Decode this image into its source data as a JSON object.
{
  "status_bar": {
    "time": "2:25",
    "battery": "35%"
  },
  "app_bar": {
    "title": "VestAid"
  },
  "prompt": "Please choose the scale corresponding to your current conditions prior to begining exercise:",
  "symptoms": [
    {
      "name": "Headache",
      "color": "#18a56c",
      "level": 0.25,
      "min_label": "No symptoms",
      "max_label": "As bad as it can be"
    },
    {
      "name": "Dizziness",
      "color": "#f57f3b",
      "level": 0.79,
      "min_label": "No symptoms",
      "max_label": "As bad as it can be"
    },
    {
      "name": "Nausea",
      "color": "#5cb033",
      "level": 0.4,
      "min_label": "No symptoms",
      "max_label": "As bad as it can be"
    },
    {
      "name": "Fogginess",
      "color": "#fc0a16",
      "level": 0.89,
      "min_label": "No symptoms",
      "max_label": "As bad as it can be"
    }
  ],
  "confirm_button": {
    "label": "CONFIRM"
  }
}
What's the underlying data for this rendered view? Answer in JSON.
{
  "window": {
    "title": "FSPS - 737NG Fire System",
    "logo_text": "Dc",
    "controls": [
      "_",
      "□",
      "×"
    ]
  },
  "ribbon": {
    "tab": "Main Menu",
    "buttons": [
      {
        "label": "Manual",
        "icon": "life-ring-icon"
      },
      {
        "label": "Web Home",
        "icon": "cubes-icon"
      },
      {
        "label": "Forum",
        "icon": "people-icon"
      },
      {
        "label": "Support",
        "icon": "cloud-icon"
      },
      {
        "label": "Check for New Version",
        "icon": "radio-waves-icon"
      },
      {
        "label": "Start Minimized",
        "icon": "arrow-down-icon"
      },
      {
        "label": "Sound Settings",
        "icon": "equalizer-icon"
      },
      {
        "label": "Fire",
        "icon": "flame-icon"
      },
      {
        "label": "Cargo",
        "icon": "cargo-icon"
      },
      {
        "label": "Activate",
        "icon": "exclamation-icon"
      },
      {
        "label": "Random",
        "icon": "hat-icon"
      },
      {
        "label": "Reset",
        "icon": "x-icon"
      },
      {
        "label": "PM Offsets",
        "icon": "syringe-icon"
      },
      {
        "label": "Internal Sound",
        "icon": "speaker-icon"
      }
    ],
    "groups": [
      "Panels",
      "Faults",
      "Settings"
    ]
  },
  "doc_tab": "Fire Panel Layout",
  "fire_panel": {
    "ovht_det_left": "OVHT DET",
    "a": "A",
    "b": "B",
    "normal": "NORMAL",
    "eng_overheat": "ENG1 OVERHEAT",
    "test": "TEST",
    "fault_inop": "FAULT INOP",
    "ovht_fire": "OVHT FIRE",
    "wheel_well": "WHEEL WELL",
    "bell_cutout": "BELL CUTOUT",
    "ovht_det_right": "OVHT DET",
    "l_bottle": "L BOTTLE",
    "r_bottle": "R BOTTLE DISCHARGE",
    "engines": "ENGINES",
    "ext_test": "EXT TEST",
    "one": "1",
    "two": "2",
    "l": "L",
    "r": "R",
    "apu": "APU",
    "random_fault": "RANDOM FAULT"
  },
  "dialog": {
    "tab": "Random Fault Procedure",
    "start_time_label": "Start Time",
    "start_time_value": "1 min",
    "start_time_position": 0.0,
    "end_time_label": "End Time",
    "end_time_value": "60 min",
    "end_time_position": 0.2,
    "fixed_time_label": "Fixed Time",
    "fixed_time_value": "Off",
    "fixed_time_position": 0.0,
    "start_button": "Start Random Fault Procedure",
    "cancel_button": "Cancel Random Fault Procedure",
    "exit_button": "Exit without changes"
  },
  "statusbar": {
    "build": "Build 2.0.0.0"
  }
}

★ ★ ★ ★

## WORK REQUIRED
Where does the word "data" appear in the listing? List each line that holds it.

## EXERCISE ANSWER
Decode this image into its source data as a JSON object.
What's the underlying data for this rendered view? Answer in JSON.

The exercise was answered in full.